Stored items:
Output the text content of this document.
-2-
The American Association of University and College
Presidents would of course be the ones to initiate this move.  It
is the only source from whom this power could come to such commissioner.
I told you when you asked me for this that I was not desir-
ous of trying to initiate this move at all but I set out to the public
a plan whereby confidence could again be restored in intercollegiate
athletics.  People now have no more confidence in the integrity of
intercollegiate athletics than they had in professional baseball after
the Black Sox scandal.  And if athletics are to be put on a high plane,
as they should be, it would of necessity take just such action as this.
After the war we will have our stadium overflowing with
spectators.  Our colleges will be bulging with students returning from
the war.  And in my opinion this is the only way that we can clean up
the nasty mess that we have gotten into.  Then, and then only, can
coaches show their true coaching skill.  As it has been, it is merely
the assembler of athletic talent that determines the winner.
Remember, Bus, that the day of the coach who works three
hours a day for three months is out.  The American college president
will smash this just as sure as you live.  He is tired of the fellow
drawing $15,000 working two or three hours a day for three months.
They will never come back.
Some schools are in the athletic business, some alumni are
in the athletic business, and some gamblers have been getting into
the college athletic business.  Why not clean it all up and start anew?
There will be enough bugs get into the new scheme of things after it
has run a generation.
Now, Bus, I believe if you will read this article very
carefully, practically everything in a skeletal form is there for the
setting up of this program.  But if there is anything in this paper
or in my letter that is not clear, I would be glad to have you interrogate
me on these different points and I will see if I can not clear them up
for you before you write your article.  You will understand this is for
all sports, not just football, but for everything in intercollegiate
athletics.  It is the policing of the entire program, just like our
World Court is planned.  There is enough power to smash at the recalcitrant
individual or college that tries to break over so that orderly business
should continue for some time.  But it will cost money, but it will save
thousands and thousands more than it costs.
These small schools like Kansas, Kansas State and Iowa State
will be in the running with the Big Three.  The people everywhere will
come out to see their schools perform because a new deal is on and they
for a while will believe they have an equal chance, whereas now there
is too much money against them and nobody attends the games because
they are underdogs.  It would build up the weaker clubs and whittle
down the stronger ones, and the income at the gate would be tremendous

• [What to work on]: Each line in the material above must be retyped without alteration.

• [Solution for this task]:
Output the text content of this document.
-2-
The American Association of University and College
Presidents would of course be the ones to initiate this move.  It
is the only source from whom this power could come to such commissioner.
I told you when you asked me for this that I was not desir-
ous of trying to initiate this move at all but I set out to the public
a plan whereby confidence could again be restored in intercollegiate
athletics.  People now have no more confidence in the integrity of
intercollegiate athletics than they had in professional baseball after
the Black Sox scandal.  And if athletics are to be put on a high plane,
as they should be, it would of necessity take just such action as this.
After the war we will have our stadium overflowing with
spectators.  Our colleges will be bulging with students returning from
the war.  And in my opinion this is the only way that we can clean up
the nasty mess that we have gotten into.  Then, and then only, can
coaches show their true coaching skill.  As it has been, it is merely
the assembler of athletic talent that determines the winner.
Remember, Bus, that the day of the coach who works three
hours a day for three months is out.  The American college president
will smash this just as sure as you live.  He is tired of the fellow
drawing $15,000 working two or three hours a day for three months.
They will never come back.
Some schools are in the athletic business, some alumni are
in the athletic business, and some gamblers have been getting into
the college athletic business.  Why not clean it all up and start anew?
There will be enough bugs get into the new scheme of things after it
has run a generation.
Now, Bus, I believe if you will read this article very
carefully, practically everything in a skeletal form is there for the
setting up of this program.  But if there is anything in this paper
or in my letter that is not clear, I would be glad to have you interrogate
me on these different points and I will see if I can not clear them up
for you before you write your article.  You will understand this is for
all sports, not just football, but for everything in intercollegiate
athletics.  It is the policing of the entire program, just like our
World Court is planned.  There is enough power to smash at the recalcitrant
individual or college that tries to break over so that orderly business
should continue for some time.  But it will cost money, but it will save
thousands and thousands more than it costs.
These small schools like Kansas, Kansas State and Iowa State
will be in the running with the Big Three.  The people everywhere will
come out to see their schools perform because a new deal is on and they
for a while will believe they have an equal chance, whereas now there
is too much money against them and nobody attends the games because
they are underdogs.  It would build up the weaker clubs and whittle
down the stronger ones, and the income at the gate would be tremendous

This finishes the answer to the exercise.